◆ WHAT YOU HAVE TO DO
Print every record below exactly as written.

------------------------------------

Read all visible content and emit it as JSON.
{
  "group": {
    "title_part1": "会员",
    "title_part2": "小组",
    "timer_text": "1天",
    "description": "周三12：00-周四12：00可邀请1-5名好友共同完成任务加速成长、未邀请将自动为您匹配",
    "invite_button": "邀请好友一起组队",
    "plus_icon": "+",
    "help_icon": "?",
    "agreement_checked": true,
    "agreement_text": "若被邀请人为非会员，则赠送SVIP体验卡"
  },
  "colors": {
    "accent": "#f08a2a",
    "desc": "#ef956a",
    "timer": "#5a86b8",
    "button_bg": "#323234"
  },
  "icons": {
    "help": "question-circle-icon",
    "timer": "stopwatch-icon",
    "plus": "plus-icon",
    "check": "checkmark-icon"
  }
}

------------------------------------

◆ RESULT FOR THIS TASK
Read all visible content and emit it as JSON.
{
  "group": {
    "title_part1": "会员",
    "title_part2": "小组",
    "timer_text": "1天",
    "description": "周三12：00-周四12：00可邀请1-5名好友共同完成任务加速成长、未邀请将自动为您匹配",
    "invite_button": "邀请好友一起组队",
    "plus_icon": "+",
    "help_icon": "?",
    "agreement_checked": true,
    "agreement_text": "若被邀请人为非会员，则赠送SVIP体验卡"
  },
  "colors": {
    "accent": "#f08a2a",
    "desc": "#ef956a",
    "timer": "#5a86b8",
    "button_bg": "#323234"
  },
  "icons": {
    "help": "question-circle-icon",
    "timer": "stopwatch-icon",
    "plus": "plus-icon",
    "check": "checkmark-icon"
  }
}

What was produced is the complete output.